Locate the line that contains "Give me a plain-text", then copy it and all later lines of the data below exactly, through the last one.
┄┄┄┄┄┄
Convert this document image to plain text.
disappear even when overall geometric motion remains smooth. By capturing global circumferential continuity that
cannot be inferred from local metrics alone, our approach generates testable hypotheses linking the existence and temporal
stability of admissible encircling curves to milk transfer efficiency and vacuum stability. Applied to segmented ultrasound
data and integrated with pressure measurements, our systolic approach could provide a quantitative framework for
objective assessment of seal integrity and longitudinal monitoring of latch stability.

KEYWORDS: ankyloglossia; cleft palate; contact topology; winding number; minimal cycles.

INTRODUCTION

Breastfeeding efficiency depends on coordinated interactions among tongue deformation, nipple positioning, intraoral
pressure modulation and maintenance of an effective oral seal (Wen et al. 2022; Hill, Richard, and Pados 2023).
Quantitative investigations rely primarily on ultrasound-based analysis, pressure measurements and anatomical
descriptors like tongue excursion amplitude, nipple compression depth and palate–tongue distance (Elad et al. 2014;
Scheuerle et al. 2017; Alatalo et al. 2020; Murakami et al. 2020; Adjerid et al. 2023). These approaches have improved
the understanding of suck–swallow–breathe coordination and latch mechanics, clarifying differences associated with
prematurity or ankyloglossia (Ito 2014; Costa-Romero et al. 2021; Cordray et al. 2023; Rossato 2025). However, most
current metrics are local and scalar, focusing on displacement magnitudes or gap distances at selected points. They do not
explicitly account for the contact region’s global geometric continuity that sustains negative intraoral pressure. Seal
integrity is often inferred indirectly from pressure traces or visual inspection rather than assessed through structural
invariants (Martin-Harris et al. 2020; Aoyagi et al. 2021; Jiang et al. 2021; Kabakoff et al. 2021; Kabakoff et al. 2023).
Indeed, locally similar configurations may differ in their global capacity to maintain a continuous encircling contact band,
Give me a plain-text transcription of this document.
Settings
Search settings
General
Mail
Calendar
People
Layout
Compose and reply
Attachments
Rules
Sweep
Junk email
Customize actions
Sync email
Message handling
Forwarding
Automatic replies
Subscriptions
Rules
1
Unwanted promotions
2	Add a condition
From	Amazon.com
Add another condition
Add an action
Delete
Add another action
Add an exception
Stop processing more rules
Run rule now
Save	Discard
┄┄┄┄┄┄
*Output for this task*.
Give me a plain-text transcription of this document.
Settings
Search settings
General
Mail
Calendar
People
Layout
Compose and reply
Attachments
Rules
Sweep
Junk email
Customize actions
Sync email
Message handling
Forwarding
Automatic replies
Subscriptions
Rules
1
Unwanted promotions
2	Add a condition
From	Amazon.com
Add another condition
Add an action
Delete
Add another action
Add an exception
Stop processing more rules
Run rule now
Save	Discard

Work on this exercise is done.